=== Exercise prompt ===
Check each line of the material below, and copy it if it holds the string "image".

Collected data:
○ ○ ○ ○

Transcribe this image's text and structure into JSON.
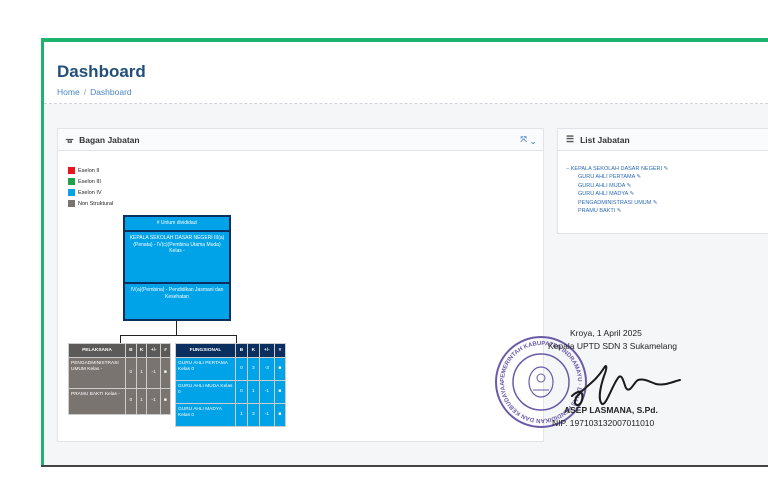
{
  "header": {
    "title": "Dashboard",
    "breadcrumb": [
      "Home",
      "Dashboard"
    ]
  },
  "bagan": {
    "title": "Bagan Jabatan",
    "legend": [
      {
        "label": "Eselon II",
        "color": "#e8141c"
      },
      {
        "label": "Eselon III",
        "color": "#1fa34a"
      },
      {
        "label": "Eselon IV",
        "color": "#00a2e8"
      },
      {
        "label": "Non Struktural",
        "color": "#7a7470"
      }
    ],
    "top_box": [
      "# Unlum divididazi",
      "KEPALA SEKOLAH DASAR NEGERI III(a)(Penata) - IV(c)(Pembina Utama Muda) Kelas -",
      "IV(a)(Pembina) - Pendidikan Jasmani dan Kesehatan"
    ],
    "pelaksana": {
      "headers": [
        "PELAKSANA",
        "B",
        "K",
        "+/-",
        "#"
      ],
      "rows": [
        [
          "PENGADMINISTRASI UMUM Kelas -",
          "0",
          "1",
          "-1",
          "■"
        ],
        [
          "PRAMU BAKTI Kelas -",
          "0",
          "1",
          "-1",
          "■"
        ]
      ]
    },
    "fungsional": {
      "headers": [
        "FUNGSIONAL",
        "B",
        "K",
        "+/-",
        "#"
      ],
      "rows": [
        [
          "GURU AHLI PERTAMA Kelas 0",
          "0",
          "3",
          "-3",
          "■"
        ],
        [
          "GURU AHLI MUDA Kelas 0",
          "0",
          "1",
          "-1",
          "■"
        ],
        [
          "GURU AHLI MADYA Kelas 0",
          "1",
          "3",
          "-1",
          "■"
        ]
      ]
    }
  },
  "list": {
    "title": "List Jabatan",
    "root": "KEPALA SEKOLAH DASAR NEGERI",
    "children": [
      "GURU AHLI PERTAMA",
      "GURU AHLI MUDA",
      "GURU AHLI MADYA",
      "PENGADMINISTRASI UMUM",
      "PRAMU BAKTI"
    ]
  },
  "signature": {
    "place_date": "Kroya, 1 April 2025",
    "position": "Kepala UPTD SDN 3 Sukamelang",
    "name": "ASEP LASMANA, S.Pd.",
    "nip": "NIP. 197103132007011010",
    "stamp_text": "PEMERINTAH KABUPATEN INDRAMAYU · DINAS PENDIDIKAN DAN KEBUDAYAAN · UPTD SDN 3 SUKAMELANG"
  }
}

○ ○ ○ ○

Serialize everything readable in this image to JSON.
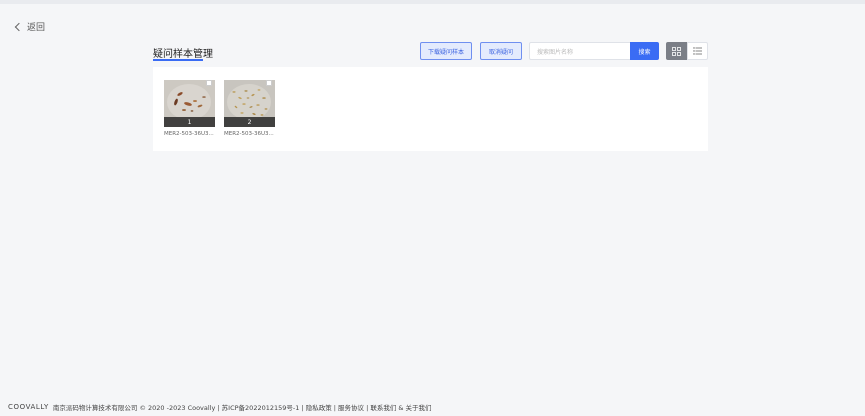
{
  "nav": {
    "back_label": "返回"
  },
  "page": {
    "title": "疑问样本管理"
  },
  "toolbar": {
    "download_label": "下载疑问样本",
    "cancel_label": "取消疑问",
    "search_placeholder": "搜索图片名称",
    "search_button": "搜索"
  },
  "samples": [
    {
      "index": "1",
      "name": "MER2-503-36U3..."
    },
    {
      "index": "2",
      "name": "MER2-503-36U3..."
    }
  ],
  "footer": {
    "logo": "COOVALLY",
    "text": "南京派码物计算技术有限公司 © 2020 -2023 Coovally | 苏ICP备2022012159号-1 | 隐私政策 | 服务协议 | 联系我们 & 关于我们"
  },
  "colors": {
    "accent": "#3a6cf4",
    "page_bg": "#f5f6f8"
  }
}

○ ○ ○ ○

=== Right answer ===
Transcribe this image's text and structure into JSON.
Serialize everything readable in this image to JSON.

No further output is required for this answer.